What to work on> Can you reproduce the data beneath, keeping every line exact?

Collected data entries:
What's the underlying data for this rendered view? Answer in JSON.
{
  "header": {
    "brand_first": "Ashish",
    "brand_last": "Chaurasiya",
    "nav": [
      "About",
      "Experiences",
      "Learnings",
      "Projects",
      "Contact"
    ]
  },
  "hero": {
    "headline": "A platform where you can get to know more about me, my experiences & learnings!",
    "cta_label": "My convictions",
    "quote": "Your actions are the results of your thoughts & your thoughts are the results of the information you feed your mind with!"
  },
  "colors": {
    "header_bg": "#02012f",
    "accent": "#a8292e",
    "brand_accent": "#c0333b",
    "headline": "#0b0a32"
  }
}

Problem solution>
What's the underlying data for this rendered view? Answer in JSON.
{
  "header": {
    "brand_first": "Ashish",
    "brand_last": "Chaurasiya",
    "nav": [
      "About",
      "Experiences",
      "Learnings",
      "Projects",
      "Contact"
    ]
  },
  "hero": {
    "headline": "A platform where you can get to know more about me, my experiences & learnings!",
    "cta_label": "My convictions",
    "quote": "Your actions are the results of your thoughts & your thoughts are the results of the information you feed your mind with!"
  },
  "colors": {
    "header_bg": "#02012f",
    "accent": "#a8292e",
    "brand_accent": "#c0333b",
    "headline": "#0b0a32"
  }
}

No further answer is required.